* Work to do:
From the listing below, extract every line in which the word "only" appears.

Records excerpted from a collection
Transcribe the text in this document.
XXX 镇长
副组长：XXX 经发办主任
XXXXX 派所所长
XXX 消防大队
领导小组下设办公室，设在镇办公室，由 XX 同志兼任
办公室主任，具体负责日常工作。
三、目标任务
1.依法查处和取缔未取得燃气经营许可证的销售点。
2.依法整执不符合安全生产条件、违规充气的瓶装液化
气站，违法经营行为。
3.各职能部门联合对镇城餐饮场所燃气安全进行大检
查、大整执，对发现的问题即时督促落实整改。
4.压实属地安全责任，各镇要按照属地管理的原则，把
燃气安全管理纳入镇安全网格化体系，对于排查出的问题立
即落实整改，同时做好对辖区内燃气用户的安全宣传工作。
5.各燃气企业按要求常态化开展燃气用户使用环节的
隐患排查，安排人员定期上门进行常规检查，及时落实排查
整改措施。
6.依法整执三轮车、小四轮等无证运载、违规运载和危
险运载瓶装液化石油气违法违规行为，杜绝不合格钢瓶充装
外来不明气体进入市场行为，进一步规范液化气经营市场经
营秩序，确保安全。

==

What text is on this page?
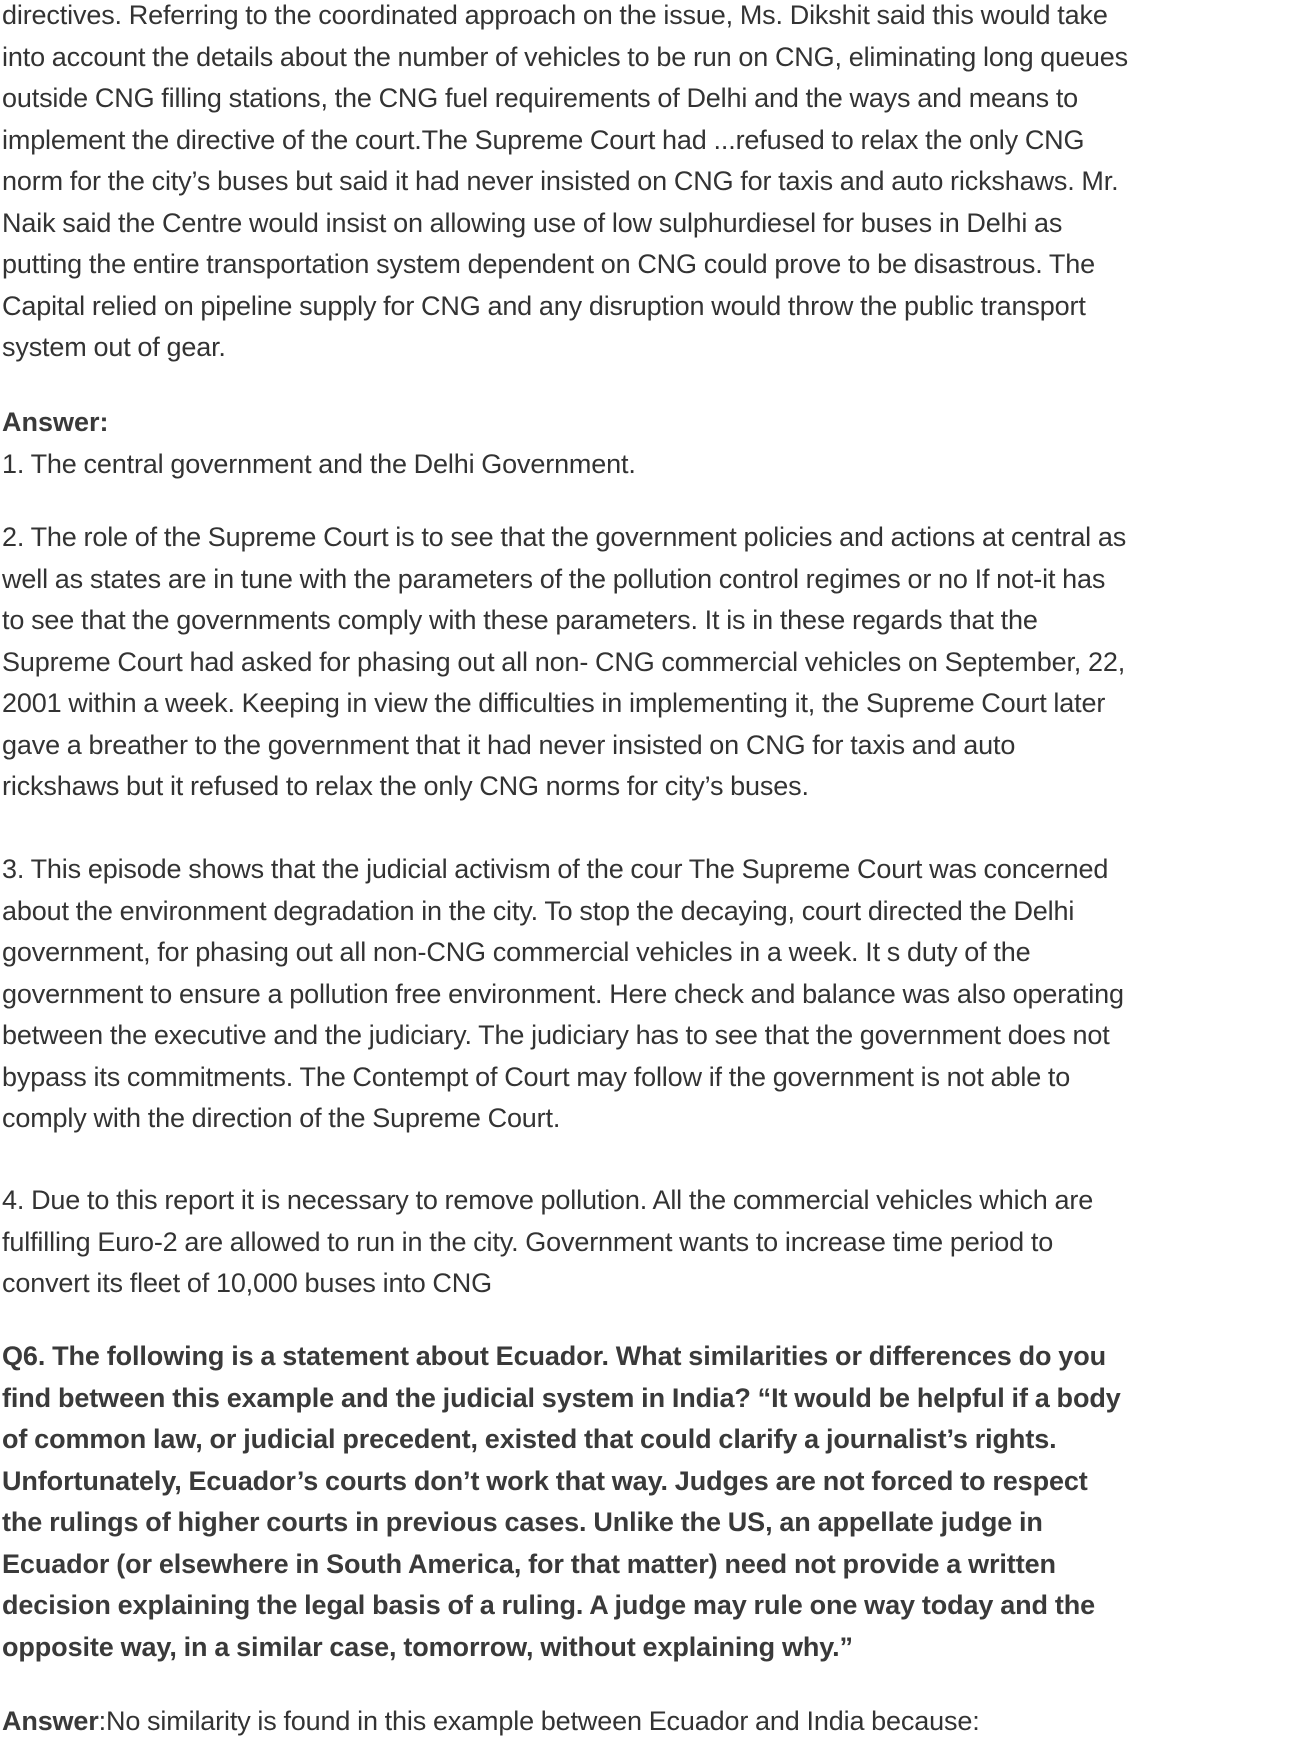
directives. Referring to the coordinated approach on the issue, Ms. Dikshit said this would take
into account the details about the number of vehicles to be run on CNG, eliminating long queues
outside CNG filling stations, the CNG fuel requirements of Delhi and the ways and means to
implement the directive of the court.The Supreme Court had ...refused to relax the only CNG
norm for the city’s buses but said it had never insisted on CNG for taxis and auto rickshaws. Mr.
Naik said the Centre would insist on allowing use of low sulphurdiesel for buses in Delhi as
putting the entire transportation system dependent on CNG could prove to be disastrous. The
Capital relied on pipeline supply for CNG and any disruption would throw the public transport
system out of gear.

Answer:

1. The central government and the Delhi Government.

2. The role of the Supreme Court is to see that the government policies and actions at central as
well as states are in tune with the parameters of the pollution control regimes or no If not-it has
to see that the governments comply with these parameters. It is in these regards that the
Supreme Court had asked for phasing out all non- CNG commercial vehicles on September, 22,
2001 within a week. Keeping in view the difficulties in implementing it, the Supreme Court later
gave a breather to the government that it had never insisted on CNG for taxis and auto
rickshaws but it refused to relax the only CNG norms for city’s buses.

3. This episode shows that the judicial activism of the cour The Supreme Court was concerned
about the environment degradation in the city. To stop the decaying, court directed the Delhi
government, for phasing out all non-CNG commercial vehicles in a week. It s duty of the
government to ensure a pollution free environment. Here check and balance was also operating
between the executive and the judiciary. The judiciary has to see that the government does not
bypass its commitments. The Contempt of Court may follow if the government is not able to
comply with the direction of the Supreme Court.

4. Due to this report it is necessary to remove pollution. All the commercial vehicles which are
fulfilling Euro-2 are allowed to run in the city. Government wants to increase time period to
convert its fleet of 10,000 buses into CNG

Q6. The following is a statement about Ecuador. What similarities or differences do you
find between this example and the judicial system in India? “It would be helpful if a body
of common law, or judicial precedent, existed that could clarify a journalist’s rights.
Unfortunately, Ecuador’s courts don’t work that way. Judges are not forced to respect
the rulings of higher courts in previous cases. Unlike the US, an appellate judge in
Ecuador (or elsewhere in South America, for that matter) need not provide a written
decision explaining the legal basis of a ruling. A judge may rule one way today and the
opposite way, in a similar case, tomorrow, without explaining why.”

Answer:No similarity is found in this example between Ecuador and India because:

* Output below:
implement the directive of the court.The Supreme Court had ...refused to relax the only CNG
rickshaws but it refused to relax the only CNG norms for city’s buses.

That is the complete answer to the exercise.